BEGIN

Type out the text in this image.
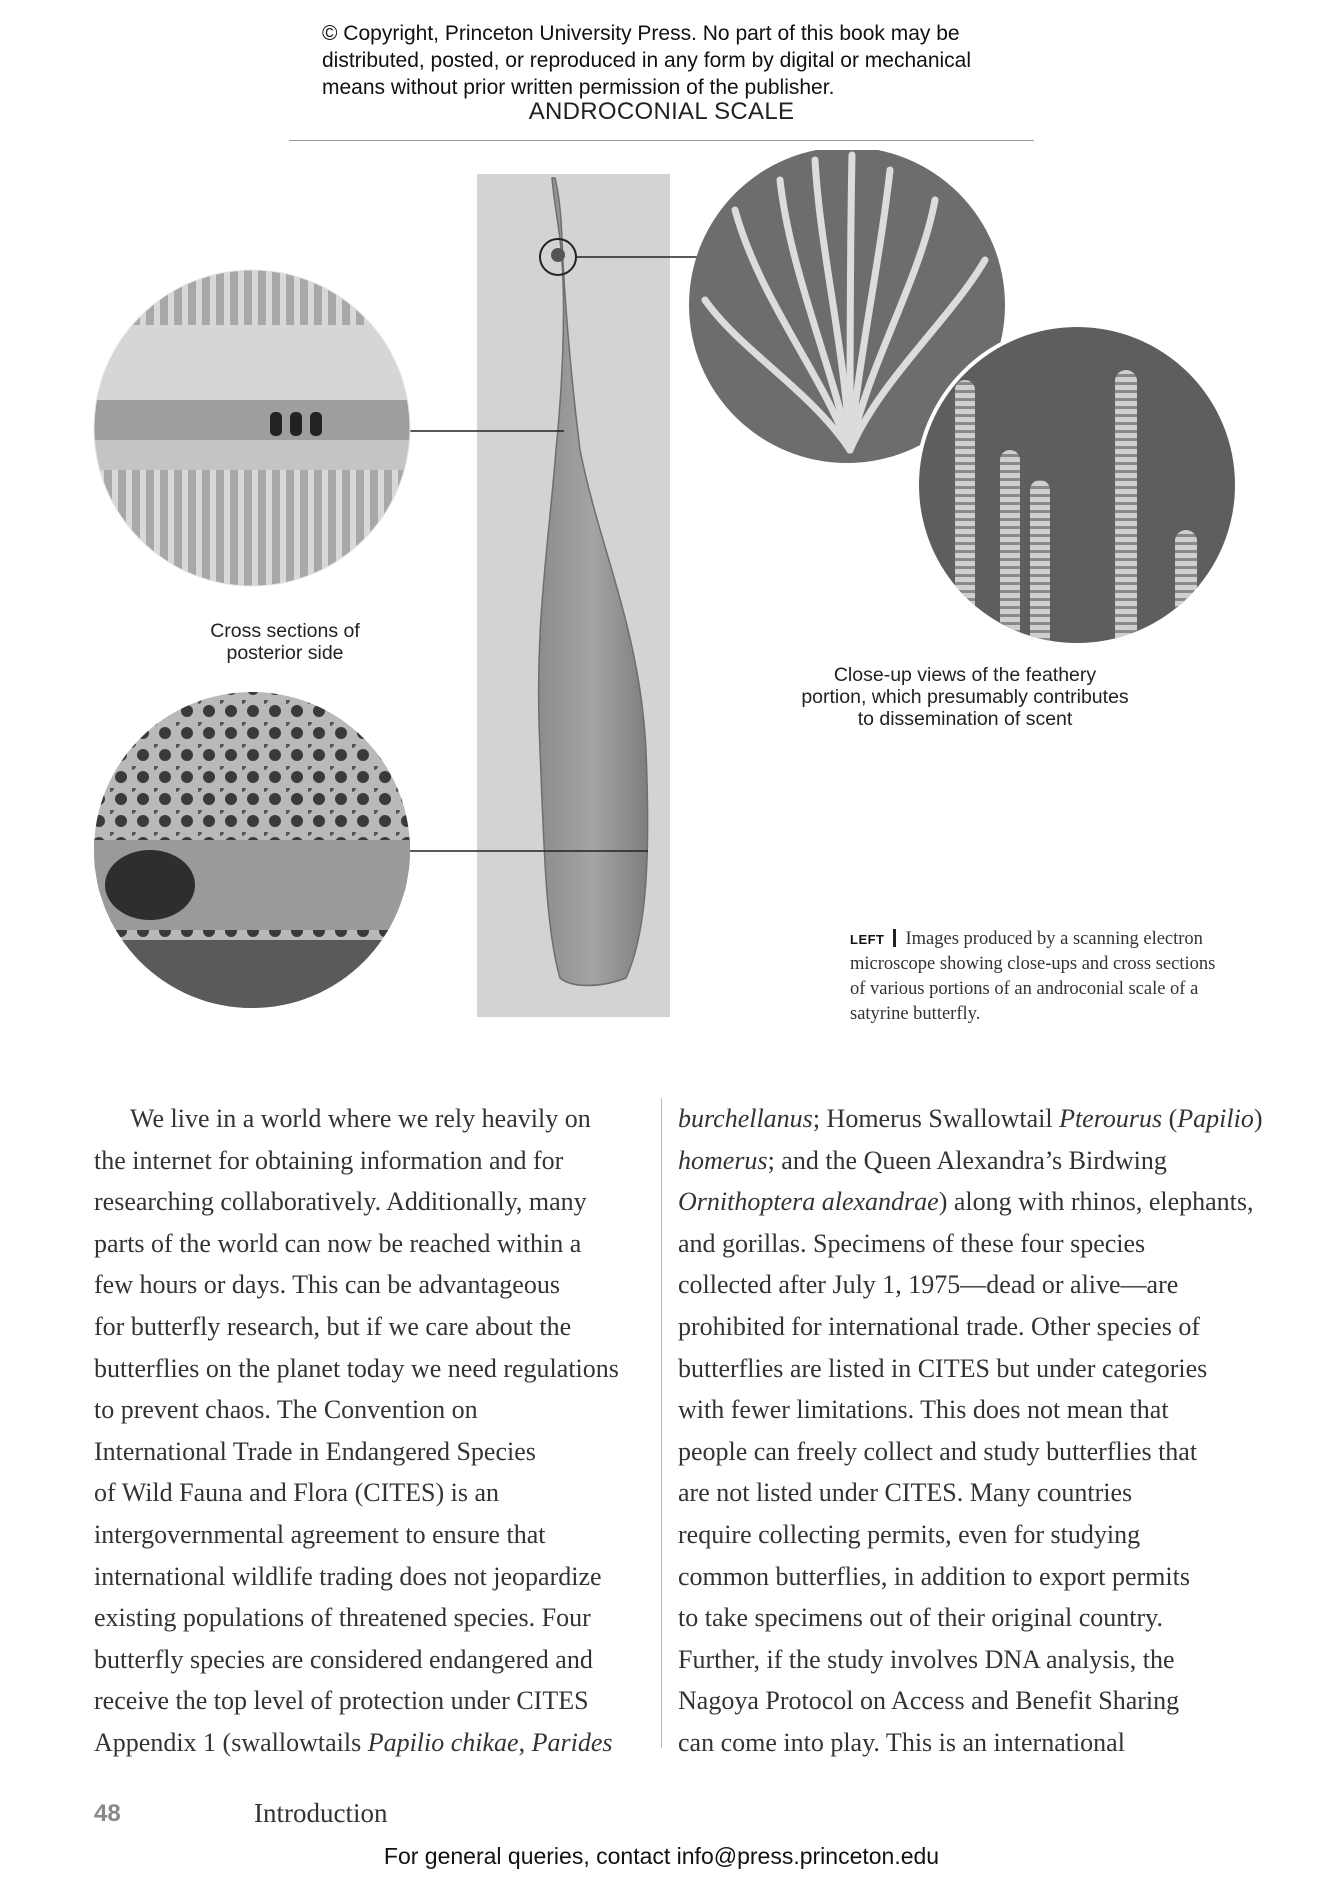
© Copyright, Princeton University Press. No part of this book may be
distributed, posted, or reproduced in any form by digital or mechanical
means without prior written permission of the publisher.
ANDROCONIAL SCALE
Cross sections of
posterior side
Close-up views of the feathery
portion, which presumably contributes
to dissemination of scent
LEFT Images produced by a scanning electron microscope showing close-ups and cross sections of various portions of an androconial scale of a satyrine butterfly.
We live in a world where we rely heavily on
the internet for obtaining information and for
researching collaboratively. Additionally, many
parts of the world can now be reached within a
few hours or days. This can be advantageous
for butterfly research, but if we care about the
butterflies on the planet today we need regulations
to prevent chaos. The Convention on
International Trade in Endangered Species
of Wild Fauna and Flora (CITES) is an
intergovernmental agreement to ensure that
international wildlife trading does not jeopardize
existing populations of threatened species. Four
butterfly species are considered endangered and
receive the top level of protection under CITES
Appendix 1 (swallowtails Papilio chikae, Parides
burchellanus; Homerus Swallowtail Pterourus (Papilio)
homerus; and the Queen Alexandra’s Birdwing
Ornithoptera alexandrae) along with rhinos, elephants,
and gorillas. Specimens of these four species
collected after July 1, 1975—dead or alive—are
prohibited for international trade. Other species of
butterflies are listed in CITES but under categories
with fewer limitations. This does not mean that
people can freely collect and study butterflies that
are not listed under CITES. Many countries
require collecting permits, even for studying
common butterflies, in addition to export permits
to take specimens out of their original country.
Further, if the study involves DNA analysis, the
Nagoya Protocol on Access and Benefit Sharing
can come into play. This is an international
48	Introduction
For general queries, contact info@press.princeton.edu
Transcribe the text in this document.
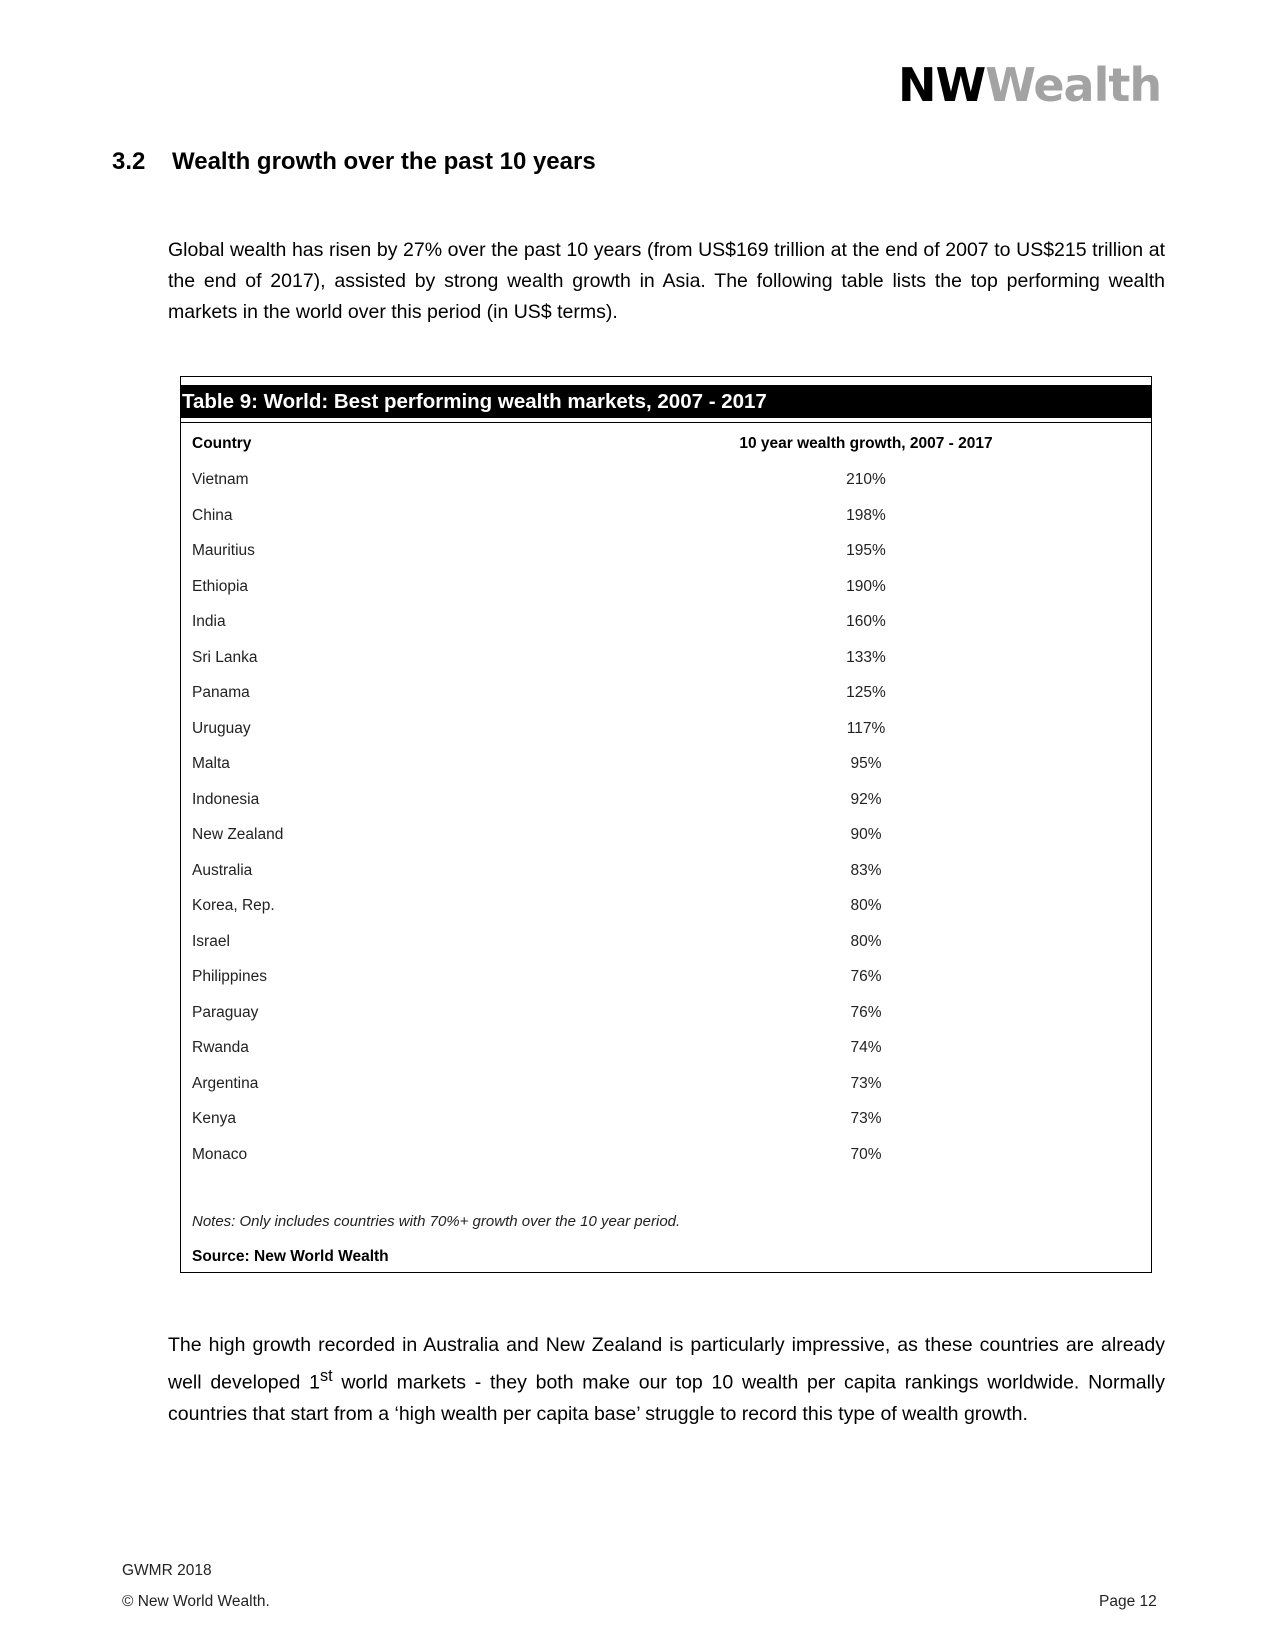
NWWealth
3.2 Wealth growth over the past 10 years

Global wealth has risen by 27% over the past 10 years (from US$169 trillion at the end of 2007 to US$215 trillion at the end of 2017), assisted by strong wealth growth in Asia. The following table lists the top performing wealth markets in the world over this period (in US$ terms).

Table 9: World: Best performing wealth markets, 2007 - 2017
Country	10 year wealth growth, 2007 - 2017
Vietnam	210%
China	198%
Mauritius	195%
Ethiopia	190%
India	160%
Sri Lanka	133%
Panama	125%
Uruguay	117%
Malta	95%
Indonesia	92%
New Zealand	90%
Australia	83%
Korea, Rep.	80%
Israel	80%
Philippines	76%
Paraguay	76%
Rwanda	74%
Argentina	73%
Kenya	73%
Monaco	70%
Notes: Only includes countries with 70%+ growth over the 10 year period.
Source: New World Wealth

The high growth recorded in Australia and New Zealand is particularly impressive, as these countries are already well developed 1st world markets - they both make our top 10 wealth per capita rankings worldwide. Normally countries that start from a ‘high wealth per capita base’ struggle to record this type of wealth growth.

GWMR 2018
© New World Wealth.	Page 12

END

### What is being asked:
Every line in the data above that contains "performing" needs to be copied.

### Solution:
Global wealth has risen by 27% over the past 10 years (from US$169 trillion at the end of 2007 to US$215 trillion at the end of 2017), assisted by strong wealth growth in Asia. The following table lists the top performing wealth markets in the world over this period (in US$ terms).
Table 9: World: Best performing wealth markets, 2007 - 2017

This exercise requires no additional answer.